### TASK
Filter the entries and keep only the lines where the string "Germans" appears.

-- Begin STORED DATA --

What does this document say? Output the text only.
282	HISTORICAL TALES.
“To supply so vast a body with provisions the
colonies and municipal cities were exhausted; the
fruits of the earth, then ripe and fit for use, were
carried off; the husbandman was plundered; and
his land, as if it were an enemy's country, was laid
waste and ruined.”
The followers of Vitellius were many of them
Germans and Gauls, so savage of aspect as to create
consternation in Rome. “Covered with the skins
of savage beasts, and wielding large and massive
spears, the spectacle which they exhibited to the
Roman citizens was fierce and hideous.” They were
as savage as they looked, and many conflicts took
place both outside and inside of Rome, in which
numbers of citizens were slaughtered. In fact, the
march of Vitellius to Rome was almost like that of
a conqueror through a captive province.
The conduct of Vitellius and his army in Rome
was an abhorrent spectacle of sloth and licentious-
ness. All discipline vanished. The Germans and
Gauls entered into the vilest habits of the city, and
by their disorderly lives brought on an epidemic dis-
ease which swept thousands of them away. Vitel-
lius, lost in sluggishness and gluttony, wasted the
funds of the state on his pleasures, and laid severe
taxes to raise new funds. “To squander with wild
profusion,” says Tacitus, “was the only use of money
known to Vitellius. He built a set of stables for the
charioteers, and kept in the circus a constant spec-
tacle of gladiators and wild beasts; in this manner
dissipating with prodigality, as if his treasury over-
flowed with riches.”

-- End STORED DATA --
-- Begin STORED DATA --

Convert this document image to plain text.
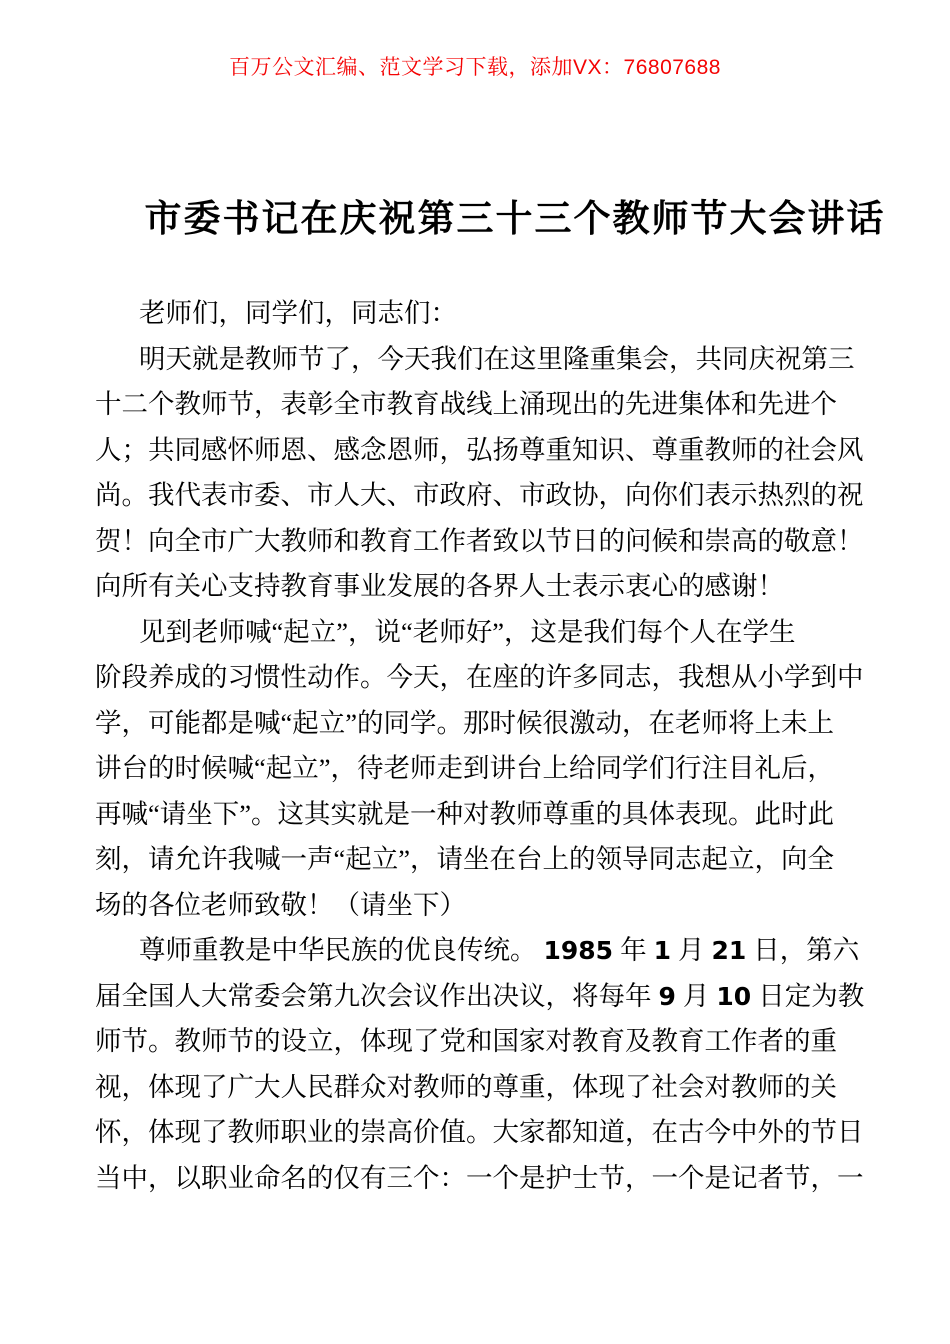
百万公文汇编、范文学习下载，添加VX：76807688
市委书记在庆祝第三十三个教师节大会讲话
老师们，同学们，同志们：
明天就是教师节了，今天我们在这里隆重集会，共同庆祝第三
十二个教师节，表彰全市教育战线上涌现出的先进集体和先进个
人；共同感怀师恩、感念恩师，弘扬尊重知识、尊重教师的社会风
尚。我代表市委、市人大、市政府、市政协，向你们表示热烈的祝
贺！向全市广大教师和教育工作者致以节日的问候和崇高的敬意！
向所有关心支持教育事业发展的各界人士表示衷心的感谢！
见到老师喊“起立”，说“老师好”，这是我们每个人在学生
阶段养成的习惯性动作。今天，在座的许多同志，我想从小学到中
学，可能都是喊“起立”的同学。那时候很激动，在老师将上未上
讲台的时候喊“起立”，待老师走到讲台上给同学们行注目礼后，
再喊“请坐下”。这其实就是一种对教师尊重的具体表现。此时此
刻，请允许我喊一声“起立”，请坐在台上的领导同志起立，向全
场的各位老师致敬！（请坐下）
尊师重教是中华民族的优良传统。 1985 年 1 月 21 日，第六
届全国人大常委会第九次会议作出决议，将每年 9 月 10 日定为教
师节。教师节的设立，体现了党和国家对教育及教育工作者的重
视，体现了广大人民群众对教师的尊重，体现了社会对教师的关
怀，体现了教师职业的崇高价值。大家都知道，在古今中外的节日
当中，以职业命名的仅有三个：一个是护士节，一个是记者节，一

-- End STORED DATA --
-- Begin STORED DATA --

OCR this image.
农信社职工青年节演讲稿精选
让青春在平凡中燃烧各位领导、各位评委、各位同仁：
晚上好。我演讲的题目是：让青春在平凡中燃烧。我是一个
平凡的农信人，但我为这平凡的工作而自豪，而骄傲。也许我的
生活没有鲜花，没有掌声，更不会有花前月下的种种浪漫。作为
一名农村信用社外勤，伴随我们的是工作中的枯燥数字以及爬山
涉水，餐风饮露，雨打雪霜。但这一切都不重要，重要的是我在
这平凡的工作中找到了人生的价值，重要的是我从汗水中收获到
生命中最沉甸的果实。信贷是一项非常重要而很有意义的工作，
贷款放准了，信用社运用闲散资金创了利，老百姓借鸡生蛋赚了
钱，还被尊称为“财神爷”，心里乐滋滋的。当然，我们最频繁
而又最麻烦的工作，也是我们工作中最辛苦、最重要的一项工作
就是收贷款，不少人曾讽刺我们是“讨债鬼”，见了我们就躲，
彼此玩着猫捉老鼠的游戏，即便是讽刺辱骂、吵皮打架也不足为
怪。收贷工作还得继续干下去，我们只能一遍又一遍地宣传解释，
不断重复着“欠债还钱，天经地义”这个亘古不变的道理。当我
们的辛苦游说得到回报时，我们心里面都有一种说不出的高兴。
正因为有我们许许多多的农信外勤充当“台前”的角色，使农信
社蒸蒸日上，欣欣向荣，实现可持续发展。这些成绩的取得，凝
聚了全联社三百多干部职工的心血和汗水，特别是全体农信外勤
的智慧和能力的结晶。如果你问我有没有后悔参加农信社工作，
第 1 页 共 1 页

-- End STORED DATA --

### WORKED ANSWER
Germans and Gauls, so savage of aspect as to create
ness. All discipline vanished. The Germans and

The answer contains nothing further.